Set task » Reproduce the records below exactly as they appear.

Records for this task »
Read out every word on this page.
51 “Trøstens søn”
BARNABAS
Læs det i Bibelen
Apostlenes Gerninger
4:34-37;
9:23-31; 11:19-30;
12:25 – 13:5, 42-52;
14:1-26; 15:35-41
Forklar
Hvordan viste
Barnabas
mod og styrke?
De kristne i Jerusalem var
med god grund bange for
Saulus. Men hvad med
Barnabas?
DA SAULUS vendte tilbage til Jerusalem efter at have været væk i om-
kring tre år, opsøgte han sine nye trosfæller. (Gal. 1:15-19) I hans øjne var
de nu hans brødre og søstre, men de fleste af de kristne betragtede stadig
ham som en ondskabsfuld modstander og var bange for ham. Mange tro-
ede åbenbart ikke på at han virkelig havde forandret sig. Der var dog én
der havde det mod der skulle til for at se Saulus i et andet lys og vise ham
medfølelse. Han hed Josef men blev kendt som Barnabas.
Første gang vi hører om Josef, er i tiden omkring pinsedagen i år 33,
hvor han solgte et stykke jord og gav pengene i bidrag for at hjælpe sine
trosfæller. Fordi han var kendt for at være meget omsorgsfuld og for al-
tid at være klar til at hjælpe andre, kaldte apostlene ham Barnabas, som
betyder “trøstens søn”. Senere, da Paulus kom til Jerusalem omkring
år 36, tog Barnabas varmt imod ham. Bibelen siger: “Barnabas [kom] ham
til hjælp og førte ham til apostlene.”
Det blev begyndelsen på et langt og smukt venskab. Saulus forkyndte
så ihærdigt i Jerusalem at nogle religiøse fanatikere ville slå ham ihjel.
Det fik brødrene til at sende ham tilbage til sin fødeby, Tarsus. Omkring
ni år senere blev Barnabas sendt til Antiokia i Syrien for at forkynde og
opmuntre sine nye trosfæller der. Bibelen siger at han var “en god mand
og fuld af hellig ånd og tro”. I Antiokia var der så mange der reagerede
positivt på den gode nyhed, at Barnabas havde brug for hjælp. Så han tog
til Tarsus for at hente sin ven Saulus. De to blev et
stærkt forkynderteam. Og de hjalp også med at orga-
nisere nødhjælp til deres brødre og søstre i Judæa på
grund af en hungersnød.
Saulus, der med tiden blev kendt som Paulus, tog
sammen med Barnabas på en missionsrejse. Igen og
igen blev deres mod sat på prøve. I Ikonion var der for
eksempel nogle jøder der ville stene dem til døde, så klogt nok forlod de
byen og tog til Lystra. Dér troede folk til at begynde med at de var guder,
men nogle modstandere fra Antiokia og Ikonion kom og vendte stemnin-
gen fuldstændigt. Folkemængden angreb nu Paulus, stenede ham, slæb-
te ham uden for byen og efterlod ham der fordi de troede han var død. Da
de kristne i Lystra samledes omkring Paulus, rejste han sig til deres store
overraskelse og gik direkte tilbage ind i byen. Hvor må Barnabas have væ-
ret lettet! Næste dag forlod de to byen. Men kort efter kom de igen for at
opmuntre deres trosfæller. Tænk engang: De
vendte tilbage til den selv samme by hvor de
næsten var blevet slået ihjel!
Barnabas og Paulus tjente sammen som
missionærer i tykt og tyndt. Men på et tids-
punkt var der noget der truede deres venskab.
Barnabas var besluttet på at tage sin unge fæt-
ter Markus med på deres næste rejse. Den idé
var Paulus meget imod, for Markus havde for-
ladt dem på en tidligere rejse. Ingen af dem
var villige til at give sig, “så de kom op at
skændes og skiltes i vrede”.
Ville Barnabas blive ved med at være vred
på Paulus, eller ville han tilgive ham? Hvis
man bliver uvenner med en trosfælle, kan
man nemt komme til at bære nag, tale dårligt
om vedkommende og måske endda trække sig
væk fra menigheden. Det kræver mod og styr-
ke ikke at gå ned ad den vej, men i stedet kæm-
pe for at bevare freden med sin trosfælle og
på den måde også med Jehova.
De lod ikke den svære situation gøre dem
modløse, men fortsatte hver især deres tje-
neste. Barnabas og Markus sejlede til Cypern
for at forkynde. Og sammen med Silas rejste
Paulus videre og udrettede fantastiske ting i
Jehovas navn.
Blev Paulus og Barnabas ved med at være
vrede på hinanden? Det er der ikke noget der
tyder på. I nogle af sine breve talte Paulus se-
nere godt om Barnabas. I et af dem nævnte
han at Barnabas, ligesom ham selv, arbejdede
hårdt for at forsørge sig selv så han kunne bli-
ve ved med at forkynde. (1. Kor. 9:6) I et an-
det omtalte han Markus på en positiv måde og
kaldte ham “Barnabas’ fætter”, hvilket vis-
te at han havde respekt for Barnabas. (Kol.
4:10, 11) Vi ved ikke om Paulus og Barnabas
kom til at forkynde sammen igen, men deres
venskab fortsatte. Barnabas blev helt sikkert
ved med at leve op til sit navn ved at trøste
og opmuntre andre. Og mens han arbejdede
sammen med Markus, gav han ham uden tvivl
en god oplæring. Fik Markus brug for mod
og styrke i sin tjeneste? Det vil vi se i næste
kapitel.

Result for this task »
Read out every word on this page.
51 “Trøstens søn”
BARNABAS
Læs det i Bibelen
Apostlenes Gerninger
4:34-37;
9:23-31; 11:19-30;
12:25 – 13:5, 42-52;
14:1-26; 15:35-41
Forklar
Hvordan viste
Barnabas
mod og styrke?
De kristne i Jerusalem var
med god grund bange for
Saulus. Men hvad med
Barnabas?
DA SAULUS vendte tilbage til Jerusalem efter at have været væk i om-
kring tre år, opsøgte han sine nye trosfæller. (Gal. 1:15-19) I hans øjne var
de nu hans brødre og søstre, men de fleste af de kristne betragtede stadig
ham som en ondskabsfuld modstander og var bange for ham. Mange tro-
ede åbenbart ikke på at han virkelig havde forandret sig. Der var dog én
der havde det mod der skulle til for at se Saulus i et andet lys og vise ham
medfølelse. Han hed Josef men blev kendt som Barnabas.
Første gang vi hører om Josef, er i tiden omkring pinsedagen i år 33,
hvor han solgte et stykke jord og gav pengene i bidrag for at hjælpe sine
trosfæller. Fordi han var kendt for at være meget omsorgsfuld og for al-
tid at være klar til at hjælpe andre, kaldte apostlene ham Barnabas, som
betyder “trøstens søn”. Senere, da Paulus kom til Jerusalem omkring
år 36, tog Barnabas varmt imod ham. Bibelen siger: “Barnabas [kom] ham
til hjælp og førte ham til apostlene.”
Det blev begyndelsen på et langt og smukt venskab. Saulus forkyndte
så ihærdigt i Jerusalem at nogle religiøse fanatikere ville slå ham ihjel.
Det fik brødrene til at sende ham tilbage til sin fødeby, Tarsus. Omkring
ni år senere blev Barnabas sendt til Antiokia i Syrien for at forkynde og
opmuntre sine nye trosfæller der. Bibelen siger at han var “en god mand
og fuld af hellig ånd og tro”. I Antiokia var der så mange der reagerede
positivt på den gode nyhed, at Barnabas havde brug for hjælp. Så han tog
til Tarsus for at hente sin ven Saulus. De to blev et
stærkt forkynderteam. Og de hjalp også med at orga-
nisere nødhjælp til deres brødre og søstre i Judæa på
grund af en hungersnød.
Saulus, der med tiden blev kendt som Paulus, tog
sammen med Barnabas på en missionsrejse. Igen og
igen blev deres mod sat på prøve. I Ikonion var der for
eksempel nogle jøder der ville stene dem til døde, så klogt nok forlod de
byen og tog til Lystra. Dér troede folk til at begynde med at de var guder,
men nogle modstandere fra Antiokia og Ikonion kom og vendte stemnin-
gen fuldstændigt. Folkemængden angreb nu Paulus, stenede ham, slæb-
te ham uden for byen og efterlod ham der fordi de troede han var død. Da
de kristne i Lystra samledes omkring Paulus, rejste han sig til deres store
overraskelse og gik direkte tilbage ind i byen. Hvor må Barnabas have væ-
ret lettet! Næste dag forlod de to byen. Men kort efter kom de igen for at
opmuntre deres trosfæller. Tænk engang: De
vendte tilbage til den selv samme by hvor de
næsten var blevet slået ihjel!
Barnabas og Paulus tjente sammen som
missionærer i tykt og tyndt. Men på et tids-
punkt var der noget der truede deres venskab.
Barnabas var besluttet på at tage sin unge fæt-
ter Markus med på deres næste rejse. Den idé
var Paulus meget imod, for Markus havde for-
ladt dem på en tidligere rejse. Ingen af dem
var villige til at give sig, “så de kom op at
skændes og skiltes i vrede”.
Ville Barnabas blive ved med at være vred
på Paulus, eller ville han tilgive ham? Hvis
man bliver uvenner med en trosfælle, kan
man nemt komme til at bære nag, tale dårligt
om vedkommende og måske endda trække sig
væk fra menigheden. Det kræver mod og styr-
ke ikke at gå ned ad den vej, men i stedet kæm-
pe for at bevare freden med sin trosfælle og
på den måde også med Jehova.
De lod ikke den svære situation gøre dem
modløse, men fortsatte hver især deres tje-
neste. Barnabas og Markus sejlede til Cypern
for at forkynde. Og sammen med Silas rejste
Paulus videre og udrettede fantastiske ting i
Jehovas navn.
Blev Paulus og Barnabas ved med at være
vrede på hinanden? Det er der ikke noget der
tyder på. I nogle af sine breve talte Paulus se-
nere godt om Barnabas. I et af dem nævnte
han at Barnabas, ligesom ham selv, arbejdede
hårdt for at forsørge sig selv så han kunne bli-
ve ved med at forkynde. (1. Kor. 9:6) I et an-
det omtalte han Markus på en positiv måde og
kaldte ham “Barnabas’ fætter”, hvilket vis-
te at han havde respekt for Barnabas. (Kol.
4:10, 11) Vi ved ikke om Paulus og Barnabas
kom til at forkynde sammen igen, men deres
venskab fortsatte. Barnabas blev helt sikkert
ved med at leve op til sit navn ved at trøste
og opmuntre andre. Og mens han arbejdede
sammen med Markus, gav han ham uden tvivl
en god oplæring. Fik Markus brug for mod
og styrke i sin tjeneste? Det vil vi se i næste
kapitel.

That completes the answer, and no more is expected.